## WHAT YOU ARE ASKED TO DO
Could you copy out, unchanged, the part of the data below that opens with the line containing "109, 304, 129]" and closes with the line containing "200, 343, 209]", both of those lines included?

## GIVEN DATA

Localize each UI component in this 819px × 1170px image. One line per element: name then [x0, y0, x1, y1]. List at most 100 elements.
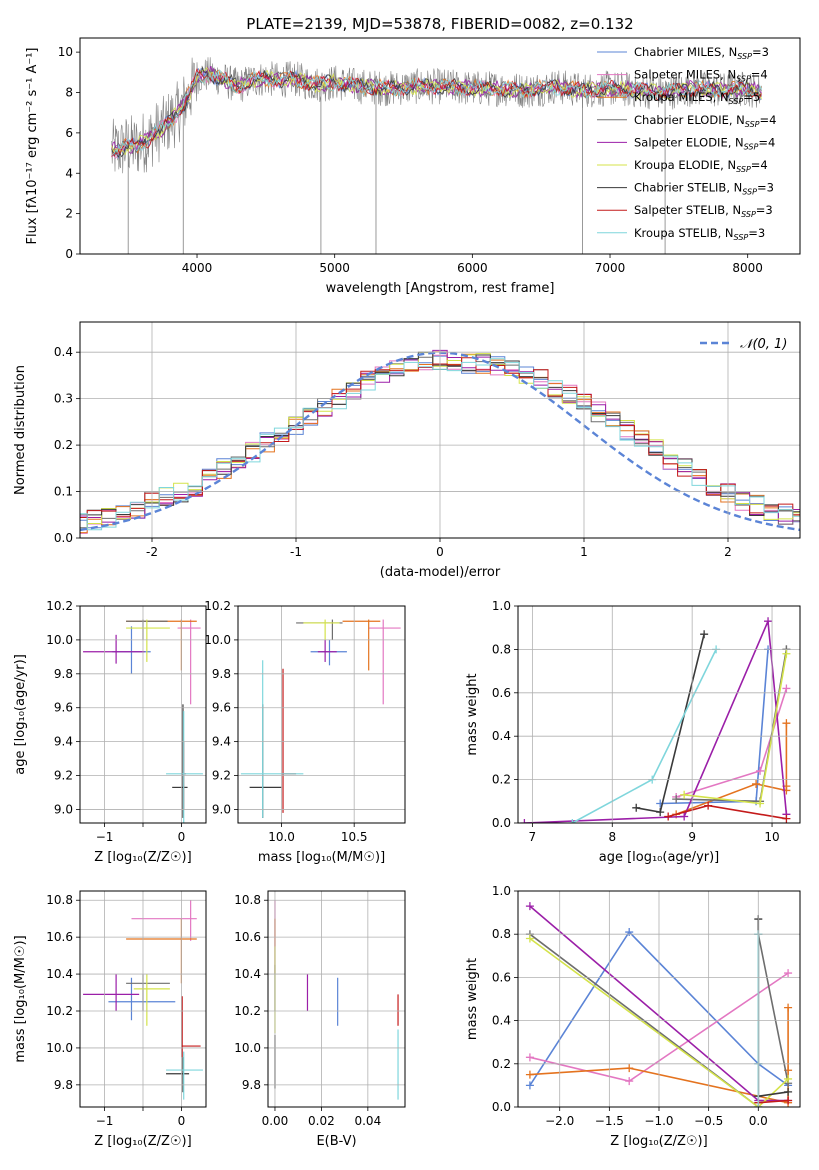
weight-line-chabrier-elodie [676, 649, 788, 803]
x-tick-label: 0.04 [354, 1114, 381, 1128]
age_vs_Z-chart: −1 0 9.0 9.2 9.4 9.6 9.8 10.0 10.2 Z [log₁₀(Z/Z☉)… [13, 599, 207, 865]
y-tick-label: 9.2 [212, 769, 231, 783]
histogram-chabrier-elodie [80, 356, 800, 529]
y-tick-label: 10.8 [234, 893, 261, 907]
legend-entry: Kroupa MILES, NSSP=5 [634, 90, 760, 106]
y-axis-label: mass weight [465, 958, 480, 1040]
weight-point [525, 934, 534, 943]
weight-line-salpeter-stelib [758, 1099, 789, 1104]
weight-point [680, 812, 689, 821]
x-tick-label: 0.00 [262, 1114, 289, 1128]
x-tick-label: 0.02 [308, 1114, 335, 1128]
weight-point [680, 790, 689, 799]
y-axis-label: Normed distribution [13, 365, 28, 495]
x-tick-label: 0.0 [749, 1114, 768, 1128]
x-axis-label: E(B-V) [316, 1134, 356, 1149]
x-axis-label: age [log₁₀(age/yr)] [599, 850, 720, 865]
y-tick-label: 0.4 [54, 345, 73, 359]
y-tick-label: 0.2 [492, 1057, 511, 1071]
y-tick-label: 10.8 [46, 893, 73, 907]
weight-point [782, 649, 791, 658]
y-tick-label: 10.0 [234, 1041, 261, 1055]
x-tick-label: −1.5 [595, 1114, 624, 1128]
y-tick-label: 9.6 [54, 701, 73, 715]
y-tick-label: 9.6 [212, 701, 231, 715]
y-tick-label: 0.1 [54, 485, 73, 499]
x-tick-label: 10.5 [341, 830, 368, 844]
weight-point [756, 766, 765, 775]
weight-point [784, 1074, 793, 1083]
weight-point [752, 779, 761, 788]
figure-title: PLATE=2139, MJD=53878, FIBERID=0082, z=0… [246, 15, 633, 33]
y-tick-label: 9.4 [54, 735, 73, 749]
y-tick-label: 10.2 [46, 1004, 73, 1018]
weight-line-chabrier-stelib [636, 634, 705, 814]
y-tick-label: 0.8 [492, 927, 511, 941]
weight-point [784, 969, 793, 978]
x-tick-label: 0 [178, 1114, 186, 1128]
weight-point [782, 814, 791, 823]
weight-point [525, 1053, 534, 1062]
legend-entry: Chabrier MILES, NSSP=3 [634, 45, 769, 61]
x-axis-label: Z [log₁₀(Z/Z☉)] [610, 1134, 707, 1149]
x-axis-label: mass [log₁₀(M/M☉)] [258, 850, 385, 865]
mass_vs_ebv-chart: 0.00 0.02 0.04 9.8 10.0 10.2 10.4 10.6 10.8 E(B-V… [234, 890, 406, 1149]
y-tick-label: 9.0 [54, 802, 73, 816]
axes-frame [517, 605, 801, 824]
mass_vs_Z-chart: −1 0 9.8 10.0 10.2 10.4 10.6 10.8 Z [log₁₀(Z/Z☉)… [13, 890, 207, 1149]
x-tick-label: 10 [764, 830, 779, 844]
x-tick-label: −1 [96, 1114, 114, 1128]
weight-point [625, 928, 634, 937]
weight-point [525, 1070, 534, 1079]
x-tick-label: 1 [580, 545, 588, 559]
weight-point [625, 1064, 634, 1073]
y-tick-label: 9.8 [242, 1078, 261, 1092]
y-tick-label: 1.0 [492, 884, 511, 898]
y-tick-label: 9.4 [212, 735, 231, 749]
x-tick-label: 2 [724, 545, 732, 559]
y-tick-label: 0.3 [54, 392, 73, 406]
histogram-salpeter-elodie [80, 349, 800, 523]
axes-frame [79, 890, 207, 1108]
weight-point [784, 1003, 793, 1012]
y-tick-label: 9.0 [212, 802, 231, 816]
histogram-chabrier-stelib [80, 351, 800, 516]
x-tick-label: 8000 [732, 261, 763, 275]
weight-point [656, 808, 665, 817]
y-axis-label: Flux [fλ10⁻¹⁷ erg cm⁻² s⁻¹ A⁻¹] [25, 48, 40, 245]
axes-frame [237, 605, 406, 824]
weight-point [700, 630, 709, 639]
y-tick-label: 10.0 [46, 633, 73, 647]
weight-line-kroupa-elodie [529, 937, 789, 1107]
x-tick-label: 9 [688, 830, 696, 844]
age_vs_mass-chart: 10.0 10.5 9.0 9.2 9.4 9.6 9.8 10.0 10.2 mass [log… [204, 599, 406, 865]
axes-frame [79, 321, 801, 539]
legend-entry: Salpeter MILES, NSSP=4 [634, 68, 768, 84]
y-tick-label: 1.0 [492, 599, 511, 613]
x-tick-label: 8 [608, 830, 616, 844]
x-tick-label: 6000 [457, 261, 488, 275]
weight-point [704, 801, 713, 810]
age_vs_mass-plot-area [240, 619, 401, 818]
x-tick-label: 0 [436, 545, 444, 559]
y-tick-label: 6 [65, 126, 73, 140]
y-tick-label: 10.4 [234, 967, 261, 981]
x-tick-label: -2 [146, 545, 158, 559]
weight-point [568, 819, 577, 823]
y-tick-label: 2 [65, 207, 73, 221]
weight_vs_age-chart: 7 8 9 10 0.0 0.2 0.4 0.6 0.8 1.0 age [log₁₀(age/yr… [465, 599, 801, 865]
x-tick-label: 10.0 [268, 830, 295, 844]
weight-line-salpeter-elodie [524, 620, 788, 823]
x-axis-label: Z [log₁₀(Z/Z☉)] [94, 850, 191, 865]
x-tick-label: 4000 [182, 261, 213, 275]
weight-point [784, 1096, 793, 1105]
x-axis-label: (data-model)/error [380, 565, 501, 580]
weight-line-chabrier-miles [660, 649, 769, 805]
y-tick-label: 0.6 [492, 686, 511, 700]
weight-point [756, 799, 765, 808]
axes-frame [517, 890, 801, 1108]
y-tick-label: 10.2 [46, 599, 73, 613]
legend-entry: 𝒩(0, 1) [740, 337, 787, 352]
weight_vs_age-plot-area [520, 617, 791, 823]
y-tick-label: 9.2 [54, 769, 73, 783]
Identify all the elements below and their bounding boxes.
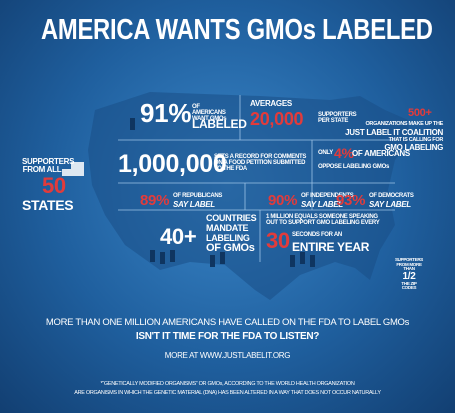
averages-number: 20,000	[250, 109, 304, 129]
zip-number: 1/2	[402, 270, 416, 282]
party-number: 89%	[140, 192, 170, 209]
title: AMERICA WANTS GMOs LABELED	[40, 14, 433, 46]
states-lead: SUPPORTERS FROM ALL	[22, 157, 75, 174]
oppose-text: OF AMERICANS	[352, 149, 410, 158]
party-label: SAY LABEL	[301, 200, 343, 209]
zip-line: SUPPORTERS	[394, 257, 423, 262]
dividers	[118, 95, 395, 262]
party-number: 93%	[336, 192, 366, 209]
seconds-text: 1 MILLION EQUALS SOMEONE SPEAKING OUT TO…	[266, 214, 380, 226]
seconds-lead: SECONDS FOR AN	[292, 232, 342, 238]
footer-url: MORE AT WWW.JUSTLABELIT.ORG	[164, 351, 291, 360]
party-text: OF REPUBLICANS	[173, 193, 223, 199]
comments-number: 1,000,000	[118, 150, 227, 178]
countries-label: OF GMOs	[206, 242, 255, 254]
coalition-line: JUST LABEL IT COALITION	[345, 127, 443, 137]
states-label: STATES	[22, 197, 74, 213]
oppose-lead: ONLY	[318, 150, 333, 156]
countries-line: COUNTRIES	[206, 213, 257, 223]
party-number: 90%	[268, 192, 298, 209]
oppose-label: OPPOSE LABELING GMOs	[318, 164, 390, 170]
party-label: SAY LABEL	[173, 200, 215, 209]
countries-number: 40+	[160, 224, 197, 249]
coalition-text: ORGANIZATIONS MAKE UP THE JUST LABEL IT C…	[345, 121, 443, 152]
coalition-line: GMO LABELING	[384, 143, 443, 152]
party-text: OF DEMOCRATS	[369, 193, 414, 199]
averages-lead: AVERAGES	[250, 99, 292, 108]
zip-line: THAN	[403, 266, 415, 271]
coalition-line: THAT IS CALLING FOR	[388, 136, 444, 143]
flag-canton	[62, 162, 71, 169]
zip-line: FROM MORE	[396, 261, 422, 267]
americans-number: 91%	[140, 98, 192, 128]
states-number: 50	[42, 173, 66, 198]
footer-line1: MORE THAN ONE MILLION AMERICANS HAVE CAL…	[45, 317, 410, 328]
zip-text: SUPPORTERS FROM MORE THAN 1/2 THE ZIP CODES	[394, 257, 424, 291]
people-icons	[130, 118, 315, 267]
us-map	[88, 92, 410, 300]
americans-label: LABELED	[192, 117, 247, 131]
footer-note2: ARE ORGANISMS IN WHICH THE GENETIC MATER…	[74, 390, 381, 396]
footer-line2: ISN'T IT TIME FOR THE FDA TO LISTEN?	[135, 331, 320, 342]
countries-line: LABELING	[206, 233, 250, 243]
seconds-number: 30	[266, 228, 290, 253]
averages-text: SUPPORTERS PER STATE	[318, 112, 357, 124]
americans-text: OF AMERICANS WANT GMOs	[192, 104, 227, 122]
countries-line: MANDATE	[206, 223, 249, 233]
countries-text: COUNTRIES MANDATE LABELING	[206, 213, 257, 244]
seconds-label: ENTIRE YEAR	[292, 240, 370, 254]
party-text: OF INDEPENDENTS	[301, 193, 354, 199]
zip-label: THE ZIP CODES	[401, 280, 417, 290]
party-label: SAY LABEL	[369, 200, 411, 209]
coalition-number: 500+	[408, 107, 432, 119]
oppose-number: 4%	[334, 145, 354, 161]
coalition-line: ORGANIZATIONS MAKE UP THE	[365, 121, 443, 127]
footer-note1: *“GENETICALLY MODIFIED ORGANISMS” OR GMO…	[100, 381, 355, 387]
comments-text: SETS A RECORD FOR COMMENTS ON A FOOD PET…	[214, 154, 307, 172]
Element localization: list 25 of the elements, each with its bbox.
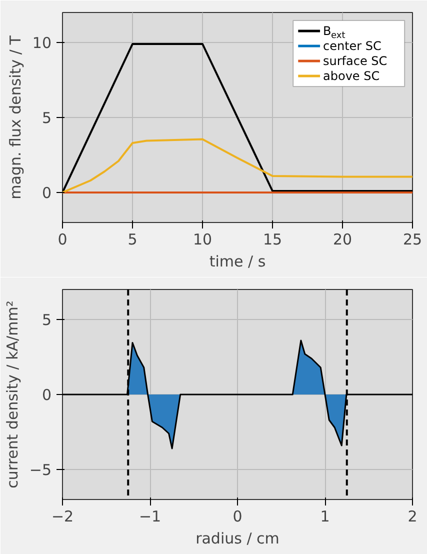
x-tick-label: −2 [51, 508, 74, 526]
y-tick-label: 5 [42, 311, 52, 329]
x-tick-label: 0 [58, 230, 68, 248]
x-tick-label: −1 [138, 508, 162, 526]
x-tick-label: 20 [332, 230, 352, 248]
y-tick-label: 5 [42, 109, 52, 127]
y-axis-title: magn. flux density / T [6, 34, 24, 200]
y-tick-label: 10 [32, 34, 52, 52]
x-tick-label: 1 [320, 508, 330, 526]
x-tick-label: 5 [128, 230, 138, 248]
y-tick-label: 0 [42, 386, 52, 404]
legend-label: surface SC [323, 54, 388, 68]
x-tick-label: 10 [192, 230, 212, 248]
x-tick-label: 25 [402, 230, 422, 248]
x-tick-label: 2 [408, 508, 418, 526]
x-axis-title: time / s [209, 252, 266, 270]
x-tick-label: 15 [262, 230, 282, 248]
x-axis-title: radius / cm [196, 530, 280, 548]
x-tick-label: 0 [232, 508, 242, 526]
y-tick-label: −5 [29, 461, 52, 479]
legend-label: center SC [323, 39, 382, 53]
legend-label: above SC [323, 69, 380, 83]
y-axis-title: current density / kA/mm² [3, 300, 22, 488]
line-series [62, 138, 412, 194]
y-tick-label: 0 [42, 184, 52, 202]
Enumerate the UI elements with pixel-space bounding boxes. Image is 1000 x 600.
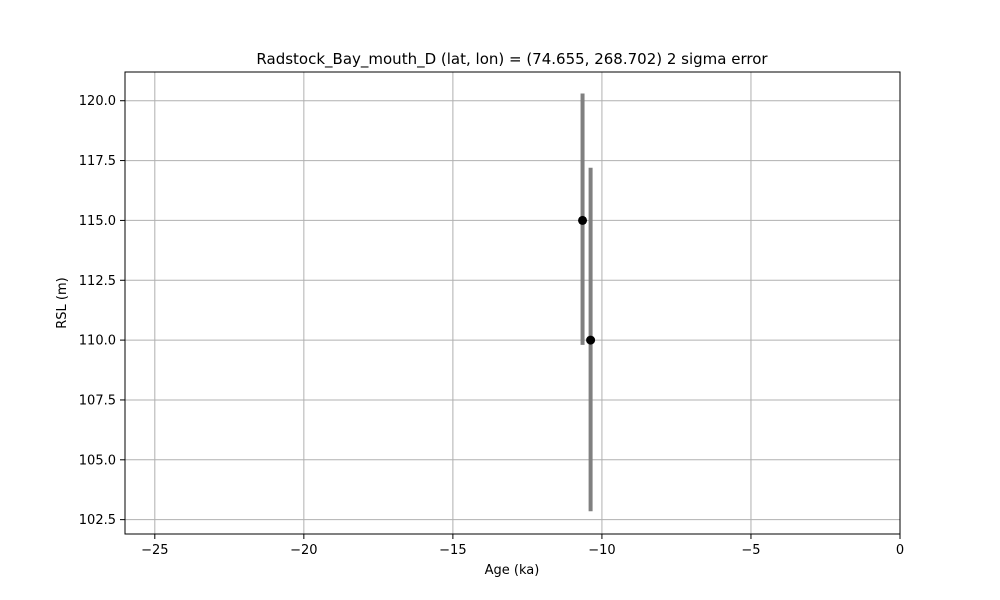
x-tick-label: −25 bbox=[141, 543, 168, 558]
x-tick-label: −5 bbox=[741, 543, 760, 558]
data-points bbox=[578, 215, 596, 345]
error-bars bbox=[580, 93, 593, 512]
data-point bbox=[578, 215, 588, 225]
y-axis-ticks: 102.5 105.0 107.5 110.0 112.5 115.0 117.5 120.0 bbox=[79, 94, 125, 528]
y-axis-label: RSL (m) bbox=[55, 277, 70, 328]
x-tick-label: −20 bbox=[290, 543, 317, 558]
plot-frame bbox=[124, 71, 901, 535]
x-tick-label: −15 bbox=[439, 543, 466, 558]
y-tick-label: 110.0 bbox=[79, 334, 116, 349]
x-tick-label: 0 bbox=[896, 543, 904, 558]
y-tick-label: 112.5 bbox=[79, 274, 116, 289]
y-tick-label: 120.0 bbox=[79, 94, 116, 109]
y-tick-label: 102.5 bbox=[79, 513, 116, 528]
x-axis-label: Age (ka) bbox=[485, 563, 540, 578]
y-tick-label: 105.0 bbox=[79, 453, 116, 468]
y-tick-label: 117.5 bbox=[79, 154, 116, 169]
chart-title: Radstock_Bay_mouth_D (lat, lon) = (74.65… bbox=[256, 50, 768, 69]
data-point bbox=[586, 335, 596, 345]
grid bbox=[125, 72, 901, 534]
x-tick-label: −10 bbox=[588, 543, 615, 558]
y-tick-label: 115.0 bbox=[79, 214, 116, 229]
x-axis-ticks: −25 −20 −15 −10 −5 0 bbox=[141, 534, 904, 558]
y-tick-label: 107.5 bbox=[79, 393, 116, 408]
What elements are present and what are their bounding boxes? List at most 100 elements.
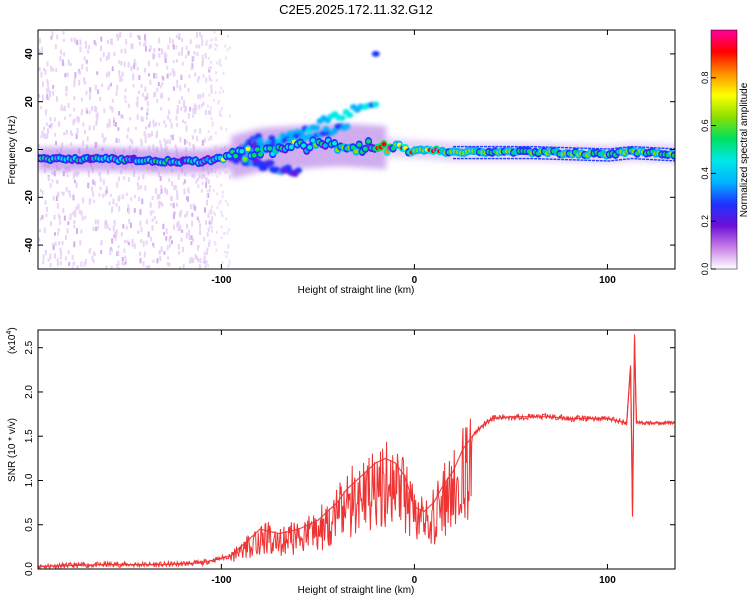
- noise-cell: [176, 105, 179, 111]
- streak-cell: [371, 50, 380, 57]
- snr-y-tick-label: 1.5: [24, 429, 35, 443]
- noise-cell: [47, 85, 50, 91]
- noise-cell: [181, 61, 184, 66]
- noise-cell: [66, 72, 69, 78]
- colorbar-ramp: [710, 29, 738, 270]
- noise-cell: [137, 90, 140, 95]
- spectrogram-heatmap: [38, 30, 675, 269]
- noise-cell: [228, 46, 231, 50]
- noise-cell: [82, 197, 85, 204]
- noise-cell: [205, 177, 208, 183]
- ridge-edge: [476, 157, 480, 160]
- noise-cell: [101, 83, 104, 87]
- noise-cell: [218, 172, 221, 176]
- noise-cell: [136, 114, 139, 120]
- noise-cell: [80, 210, 83, 216]
- noise-cell: [207, 56, 210, 60]
- noise-cell: [184, 55, 187, 59]
- noise-cell: [38, 67, 41, 72]
- noise-cell: [120, 78, 123, 82]
- noise-cell: [153, 72, 156, 79]
- noise-cell: [176, 109, 179, 114]
- noise-cell: [47, 176, 50, 182]
- noise-cell: [164, 124, 167, 128]
- noise-cell: [158, 53, 161, 58]
- noise-cell: [160, 184, 163, 189]
- noise-cell: [210, 135, 213, 141]
- noise-cell: [77, 119, 80, 124]
- noise-cell: [118, 111, 121, 116]
- ridge-edge: [549, 158, 553, 160]
- noise-cell: [144, 46, 147, 52]
- noise-cell: [209, 219, 212, 223]
- noise-cell: [124, 88, 127, 93]
- noise-cell: [39, 188, 42, 193]
- noise-cell: [51, 179, 54, 183]
- ridge-edge: [611, 159, 615, 162]
- noise-cell: [169, 118, 172, 123]
- noise-cell: [149, 45, 152, 51]
- noise-cell: [40, 135, 43, 139]
- noise-cell: [156, 258, 159, 264]
- noise-cell: [95, 120, 98, 127]
- noise-cell: [189, 106, 192, 112]
- noise-cell: [118, 70, 121, 76]
- noise-cell: [174, 144, 177, 149]
- noise-cell: [208, 66, 211, 70]
- noise-cell: [222, 89, 225, 93]
- ridge-edge: [584, 147, 588, 149]
- noise-cell: [150, 236, 153, 242]
- snr-y-ticks: 0.0 0.5 1.0 1.5 2.0 2.5: [24, 340, 675, 576]
- noise-cell: [130, 197, 133, 201]
- noise-cell: [109, 247, 112, 251]
- ridge-cell: [251, 153, 257, 158]
- noise-cell: [166, 139, 169, 144]
- noise-cell: [140, 106, 143, 111]
- noise-cell: [137, 176, 140, 181]
- noise-cell: [185, 232, 188, 239]
- noise-cell: [196, 245, 199, 251]
- noise-cell: [160, 246, 163, 253]
- spectrogram-x-tick-label: -100: [211, 275, 231, 286]
- ridge-edge: [661, 159, 665, 161]
- noise-cell: [97, 225, 100, 230]
- noise-cell: [206, 104, 209, 108]
- noise-cell: [211, 226, 214, 230]
- noise-cell: [216, 192, 219, 196]
- noise-cell: [143, 251, 146, 258]
- noise-cell: [156, 87, 159, 92]
- ridge-edge: [642, 146, 646, 148]
- noise-cell: [73, 96, 76, 101]
- noise-cell: [87, 170, 90, 176]
- ridge-edge: [460, 145, 464, 148]
- noise-cell: [60, 250, 63, 257]
- noise-cell: [104, 190, 107, 197]
- ridge-edge: [673, 160, 675, 162]
- ridge-cell: [245, 146, 251, 152]
- noise-cell: [58, 121, 61, 126]
- noise-cell: [176, 202, 179, 207]
- noise-cell: [160, 106, 163, 111]
- noise-cell: [58, 216, 61, 221]
- noise-cell: [168, 243, 171, 248]
- noise-cell: [70, 142, 73, 146]
- noise-cell: [181, 46, 184, 51]
- noise-cell: [131, 139, 134, 145]
- noise-cell: [171, 39, 174, 45]
- noise-cell: [73, 77, 76, 84]
- noise-cell: [193, 103, 196, 110]
- noise-cell: [123, 239, 126, 244]
- noise-cell: [83, 56, 86, 61]
- noise-cell: [166, 262, 169, 266]
- noise-cell: [210, 84, 213, 90]
- noise-cell: [175, 34, 178, 39]
- noise-cell: [189, 204, 192, 210]
- noise-cell: [123, 61, 126, 67]
- noise-cell: [47, 258, 50, 262]
- noise-cell: [59, 247, 62, 251]
- ridge-edge: [599, 148, 603, 150]
- noise-cell: [105, 265, 108, 269]
- noise-cell: [207, 130, 210, 134]
- noise-cell: [211, 216, 214, 222]
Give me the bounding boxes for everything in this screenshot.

## FINISHED TASK
averages-number: 20,000	[250, 109, 304, 129]
zip-number: 1/2	[402, 270, 416, 282]
party-number: 89%	[140, 192, 170, 209]
title: AMERICA WANTS GMOs LABELED	[40, 14, 433, 46]
states-lead: SUPPORTERS FROM ALL	[22, 157, 75, 174]
oppose-text: OF AMERICANS	[352, 149, 410, 158]
party-label: SAY LABEL	[301, 200, 343, 209]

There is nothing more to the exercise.